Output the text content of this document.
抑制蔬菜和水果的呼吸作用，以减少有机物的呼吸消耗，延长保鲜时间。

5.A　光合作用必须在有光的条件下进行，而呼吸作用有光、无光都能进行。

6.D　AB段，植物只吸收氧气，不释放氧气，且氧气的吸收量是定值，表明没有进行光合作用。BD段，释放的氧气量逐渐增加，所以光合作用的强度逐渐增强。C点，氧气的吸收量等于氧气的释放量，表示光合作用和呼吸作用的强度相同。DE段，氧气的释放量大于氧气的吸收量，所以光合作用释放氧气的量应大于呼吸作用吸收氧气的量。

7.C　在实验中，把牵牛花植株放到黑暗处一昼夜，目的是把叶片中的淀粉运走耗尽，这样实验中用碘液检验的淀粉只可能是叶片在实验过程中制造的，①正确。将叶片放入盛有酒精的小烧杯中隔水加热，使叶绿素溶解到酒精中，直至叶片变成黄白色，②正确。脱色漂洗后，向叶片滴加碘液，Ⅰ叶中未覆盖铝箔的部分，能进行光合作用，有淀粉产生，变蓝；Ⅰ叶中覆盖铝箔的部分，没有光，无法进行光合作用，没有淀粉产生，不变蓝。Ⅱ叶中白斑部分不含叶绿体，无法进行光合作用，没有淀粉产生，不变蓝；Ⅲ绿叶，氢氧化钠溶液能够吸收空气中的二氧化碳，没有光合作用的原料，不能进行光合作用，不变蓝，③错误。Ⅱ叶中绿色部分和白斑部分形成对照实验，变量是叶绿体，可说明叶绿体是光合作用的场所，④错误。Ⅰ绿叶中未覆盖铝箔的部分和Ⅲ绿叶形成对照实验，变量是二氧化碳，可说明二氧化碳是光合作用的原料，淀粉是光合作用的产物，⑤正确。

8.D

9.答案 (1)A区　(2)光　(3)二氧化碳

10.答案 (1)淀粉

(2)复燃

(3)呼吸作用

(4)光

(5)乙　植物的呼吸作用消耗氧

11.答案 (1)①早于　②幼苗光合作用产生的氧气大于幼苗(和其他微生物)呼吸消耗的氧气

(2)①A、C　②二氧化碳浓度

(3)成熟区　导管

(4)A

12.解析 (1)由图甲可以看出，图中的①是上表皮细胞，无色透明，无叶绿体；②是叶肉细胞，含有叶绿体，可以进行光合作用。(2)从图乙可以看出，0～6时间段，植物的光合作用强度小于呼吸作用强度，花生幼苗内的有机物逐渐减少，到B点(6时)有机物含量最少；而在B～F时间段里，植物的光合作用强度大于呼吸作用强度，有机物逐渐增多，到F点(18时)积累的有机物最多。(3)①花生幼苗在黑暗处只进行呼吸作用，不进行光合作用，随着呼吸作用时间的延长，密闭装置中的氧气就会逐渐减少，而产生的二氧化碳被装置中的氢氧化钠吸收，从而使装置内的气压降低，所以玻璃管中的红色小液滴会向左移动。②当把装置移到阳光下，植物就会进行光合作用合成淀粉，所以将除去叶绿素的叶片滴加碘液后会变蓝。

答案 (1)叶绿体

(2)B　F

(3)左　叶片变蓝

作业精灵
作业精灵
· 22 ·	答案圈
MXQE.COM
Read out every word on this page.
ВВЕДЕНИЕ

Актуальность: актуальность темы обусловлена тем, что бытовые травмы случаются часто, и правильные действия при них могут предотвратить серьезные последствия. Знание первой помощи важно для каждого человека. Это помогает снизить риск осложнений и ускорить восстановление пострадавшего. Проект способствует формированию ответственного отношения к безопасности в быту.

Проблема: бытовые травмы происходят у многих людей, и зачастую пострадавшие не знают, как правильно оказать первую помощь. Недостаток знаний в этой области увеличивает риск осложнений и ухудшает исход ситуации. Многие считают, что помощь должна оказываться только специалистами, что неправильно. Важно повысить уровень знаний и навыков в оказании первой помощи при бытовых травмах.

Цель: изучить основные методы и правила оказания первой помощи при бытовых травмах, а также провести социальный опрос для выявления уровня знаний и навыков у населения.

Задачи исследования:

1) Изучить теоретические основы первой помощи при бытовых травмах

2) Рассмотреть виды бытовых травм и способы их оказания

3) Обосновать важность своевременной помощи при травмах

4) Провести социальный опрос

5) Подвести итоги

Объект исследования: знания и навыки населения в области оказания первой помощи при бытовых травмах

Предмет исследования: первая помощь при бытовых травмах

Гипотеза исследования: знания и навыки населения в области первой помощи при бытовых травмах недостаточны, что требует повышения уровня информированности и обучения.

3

* Task to carry out *
Find all lines holding the string "this" and copy them.

* Exercise result *
Output the text content of this document.
Read out every word on this page.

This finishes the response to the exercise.